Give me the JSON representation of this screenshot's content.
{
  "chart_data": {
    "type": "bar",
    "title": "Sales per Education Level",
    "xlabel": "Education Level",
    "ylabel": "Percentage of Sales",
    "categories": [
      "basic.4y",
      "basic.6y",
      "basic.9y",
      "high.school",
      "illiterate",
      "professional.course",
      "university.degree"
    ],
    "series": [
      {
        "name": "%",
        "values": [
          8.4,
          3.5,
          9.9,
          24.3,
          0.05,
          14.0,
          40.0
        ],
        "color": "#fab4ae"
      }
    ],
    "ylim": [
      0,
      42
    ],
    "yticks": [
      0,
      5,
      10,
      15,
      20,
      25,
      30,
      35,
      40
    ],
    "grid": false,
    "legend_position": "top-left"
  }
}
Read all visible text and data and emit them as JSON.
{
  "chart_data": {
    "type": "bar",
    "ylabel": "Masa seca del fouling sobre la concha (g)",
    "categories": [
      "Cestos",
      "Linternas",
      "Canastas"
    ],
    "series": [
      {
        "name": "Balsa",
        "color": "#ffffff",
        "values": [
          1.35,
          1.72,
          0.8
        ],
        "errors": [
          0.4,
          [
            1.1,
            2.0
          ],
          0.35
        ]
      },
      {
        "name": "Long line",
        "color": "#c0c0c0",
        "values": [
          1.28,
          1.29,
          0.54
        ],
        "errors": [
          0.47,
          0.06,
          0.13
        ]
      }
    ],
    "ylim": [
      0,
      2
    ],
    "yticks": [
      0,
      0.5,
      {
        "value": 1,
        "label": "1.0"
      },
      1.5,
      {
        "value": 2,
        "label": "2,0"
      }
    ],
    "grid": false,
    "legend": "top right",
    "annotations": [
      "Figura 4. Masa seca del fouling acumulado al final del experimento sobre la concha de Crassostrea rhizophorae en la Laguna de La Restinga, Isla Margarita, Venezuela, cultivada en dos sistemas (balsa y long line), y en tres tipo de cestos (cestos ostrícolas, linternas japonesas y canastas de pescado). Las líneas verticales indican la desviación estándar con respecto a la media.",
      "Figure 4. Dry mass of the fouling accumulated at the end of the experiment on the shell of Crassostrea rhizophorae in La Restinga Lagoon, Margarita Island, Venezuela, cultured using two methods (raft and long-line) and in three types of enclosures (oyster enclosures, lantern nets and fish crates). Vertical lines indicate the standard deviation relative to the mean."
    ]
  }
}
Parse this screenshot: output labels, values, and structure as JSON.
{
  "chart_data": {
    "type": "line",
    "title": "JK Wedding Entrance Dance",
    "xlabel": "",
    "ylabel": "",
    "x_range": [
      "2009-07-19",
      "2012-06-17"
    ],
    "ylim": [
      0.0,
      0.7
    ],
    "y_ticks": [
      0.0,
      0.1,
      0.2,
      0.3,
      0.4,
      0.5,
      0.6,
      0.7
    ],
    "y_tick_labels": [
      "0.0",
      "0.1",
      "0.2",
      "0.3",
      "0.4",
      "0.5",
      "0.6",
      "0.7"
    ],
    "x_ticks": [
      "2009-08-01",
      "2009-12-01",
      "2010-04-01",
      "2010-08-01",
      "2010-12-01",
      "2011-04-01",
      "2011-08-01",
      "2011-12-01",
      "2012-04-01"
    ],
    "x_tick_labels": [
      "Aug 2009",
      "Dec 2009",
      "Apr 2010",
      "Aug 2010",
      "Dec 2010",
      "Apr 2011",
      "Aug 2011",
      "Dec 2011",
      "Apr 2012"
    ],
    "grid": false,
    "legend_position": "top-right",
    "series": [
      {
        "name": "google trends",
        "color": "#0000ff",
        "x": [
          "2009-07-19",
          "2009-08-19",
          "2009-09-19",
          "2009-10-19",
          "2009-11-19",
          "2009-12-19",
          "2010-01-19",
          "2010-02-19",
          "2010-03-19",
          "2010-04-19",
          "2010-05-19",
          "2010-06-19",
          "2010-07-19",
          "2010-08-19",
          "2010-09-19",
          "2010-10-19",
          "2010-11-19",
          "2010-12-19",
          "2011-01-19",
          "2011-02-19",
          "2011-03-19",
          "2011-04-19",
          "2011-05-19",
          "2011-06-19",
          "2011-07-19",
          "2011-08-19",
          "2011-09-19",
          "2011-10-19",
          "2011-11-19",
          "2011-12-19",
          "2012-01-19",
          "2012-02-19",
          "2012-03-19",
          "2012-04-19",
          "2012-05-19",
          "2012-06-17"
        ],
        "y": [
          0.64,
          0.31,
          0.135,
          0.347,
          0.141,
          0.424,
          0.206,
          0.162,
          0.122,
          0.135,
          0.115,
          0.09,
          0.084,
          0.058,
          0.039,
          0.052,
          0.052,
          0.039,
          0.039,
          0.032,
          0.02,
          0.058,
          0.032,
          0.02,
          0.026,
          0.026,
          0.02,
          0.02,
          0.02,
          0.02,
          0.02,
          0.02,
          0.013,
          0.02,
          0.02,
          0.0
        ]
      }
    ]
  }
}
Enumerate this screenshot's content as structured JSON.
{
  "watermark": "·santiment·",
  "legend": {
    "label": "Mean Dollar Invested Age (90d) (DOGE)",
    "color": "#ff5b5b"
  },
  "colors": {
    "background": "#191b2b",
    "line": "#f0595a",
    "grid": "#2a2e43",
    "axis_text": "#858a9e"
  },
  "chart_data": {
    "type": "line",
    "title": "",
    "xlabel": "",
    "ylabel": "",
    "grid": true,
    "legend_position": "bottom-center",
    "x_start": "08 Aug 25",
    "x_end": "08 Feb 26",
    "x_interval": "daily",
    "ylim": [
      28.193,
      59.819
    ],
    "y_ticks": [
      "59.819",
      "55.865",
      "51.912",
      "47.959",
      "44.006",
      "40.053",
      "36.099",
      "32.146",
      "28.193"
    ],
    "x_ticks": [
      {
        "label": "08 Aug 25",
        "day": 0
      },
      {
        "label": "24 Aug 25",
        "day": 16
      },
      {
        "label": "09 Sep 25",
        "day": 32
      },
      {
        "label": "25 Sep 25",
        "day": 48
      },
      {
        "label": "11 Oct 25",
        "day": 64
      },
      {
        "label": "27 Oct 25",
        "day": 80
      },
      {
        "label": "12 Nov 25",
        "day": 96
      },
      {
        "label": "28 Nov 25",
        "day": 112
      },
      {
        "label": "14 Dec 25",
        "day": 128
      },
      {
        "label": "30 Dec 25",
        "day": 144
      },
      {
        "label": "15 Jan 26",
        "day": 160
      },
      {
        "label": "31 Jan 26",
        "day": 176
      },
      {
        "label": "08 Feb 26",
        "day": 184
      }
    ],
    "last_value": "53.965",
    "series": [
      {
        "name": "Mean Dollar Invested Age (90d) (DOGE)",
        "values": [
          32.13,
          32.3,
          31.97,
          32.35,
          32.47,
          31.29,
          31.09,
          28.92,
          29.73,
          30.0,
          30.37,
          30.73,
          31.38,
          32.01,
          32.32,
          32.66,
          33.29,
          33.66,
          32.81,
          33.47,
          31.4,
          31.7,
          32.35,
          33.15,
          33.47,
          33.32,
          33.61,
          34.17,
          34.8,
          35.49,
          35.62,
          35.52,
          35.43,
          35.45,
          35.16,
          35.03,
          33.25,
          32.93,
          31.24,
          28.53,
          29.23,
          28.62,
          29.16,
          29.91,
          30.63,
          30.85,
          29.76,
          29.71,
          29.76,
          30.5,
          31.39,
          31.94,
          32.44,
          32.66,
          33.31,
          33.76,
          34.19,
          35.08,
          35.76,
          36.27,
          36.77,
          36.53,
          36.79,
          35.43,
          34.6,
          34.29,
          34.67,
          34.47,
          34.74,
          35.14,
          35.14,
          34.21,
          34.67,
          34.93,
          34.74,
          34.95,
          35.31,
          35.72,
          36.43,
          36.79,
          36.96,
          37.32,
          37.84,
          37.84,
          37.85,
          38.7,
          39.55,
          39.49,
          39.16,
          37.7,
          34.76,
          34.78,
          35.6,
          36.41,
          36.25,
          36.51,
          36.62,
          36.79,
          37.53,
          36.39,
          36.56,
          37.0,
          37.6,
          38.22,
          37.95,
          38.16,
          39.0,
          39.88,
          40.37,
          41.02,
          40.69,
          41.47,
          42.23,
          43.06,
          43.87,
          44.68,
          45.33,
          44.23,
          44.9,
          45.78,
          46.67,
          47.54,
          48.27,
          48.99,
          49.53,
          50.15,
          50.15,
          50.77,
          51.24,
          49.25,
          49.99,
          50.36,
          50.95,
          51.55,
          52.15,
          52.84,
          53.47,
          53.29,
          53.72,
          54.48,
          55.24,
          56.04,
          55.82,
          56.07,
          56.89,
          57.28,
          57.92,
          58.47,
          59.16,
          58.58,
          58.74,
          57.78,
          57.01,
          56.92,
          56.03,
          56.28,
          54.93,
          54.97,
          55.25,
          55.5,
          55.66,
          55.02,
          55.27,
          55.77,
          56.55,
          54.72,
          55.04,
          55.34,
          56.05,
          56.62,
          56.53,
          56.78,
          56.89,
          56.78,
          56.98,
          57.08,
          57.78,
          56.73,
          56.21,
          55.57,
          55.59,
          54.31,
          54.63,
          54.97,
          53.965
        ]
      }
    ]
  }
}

-------

__GIVEN EXERCISE__. Scan the material line by line and report each one that contains "Dollar".

__SOLUTION FOR THIS PROBLEM__.
    "label": "Mean Dollar Invested Age (90d) (DOGE)",
        "name": "Mean Dollar Invested Age (90d) (DOGE)",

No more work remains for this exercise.